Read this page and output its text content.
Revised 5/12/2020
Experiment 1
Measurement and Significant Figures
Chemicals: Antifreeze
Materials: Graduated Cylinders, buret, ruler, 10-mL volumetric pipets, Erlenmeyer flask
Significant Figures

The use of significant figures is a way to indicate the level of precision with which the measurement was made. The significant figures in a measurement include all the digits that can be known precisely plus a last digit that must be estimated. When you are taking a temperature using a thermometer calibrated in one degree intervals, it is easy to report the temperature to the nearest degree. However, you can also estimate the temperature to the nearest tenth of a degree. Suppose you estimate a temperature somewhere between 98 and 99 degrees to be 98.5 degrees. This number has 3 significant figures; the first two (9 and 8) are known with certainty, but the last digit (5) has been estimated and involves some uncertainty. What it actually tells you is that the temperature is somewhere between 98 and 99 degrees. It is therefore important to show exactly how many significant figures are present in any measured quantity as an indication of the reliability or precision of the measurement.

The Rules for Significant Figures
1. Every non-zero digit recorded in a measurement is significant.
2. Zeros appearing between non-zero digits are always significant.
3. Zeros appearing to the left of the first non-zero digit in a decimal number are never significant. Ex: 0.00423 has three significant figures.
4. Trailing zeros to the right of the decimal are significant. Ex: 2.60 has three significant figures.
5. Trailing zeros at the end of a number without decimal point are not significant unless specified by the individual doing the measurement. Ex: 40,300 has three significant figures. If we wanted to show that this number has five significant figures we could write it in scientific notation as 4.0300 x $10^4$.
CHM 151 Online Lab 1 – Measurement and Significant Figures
◇ ◇ ◇ ◇ ◇
Instructions for the task:
Find how many lines in the listing contain the word "appearing" and give that count alone.

Written answer:
2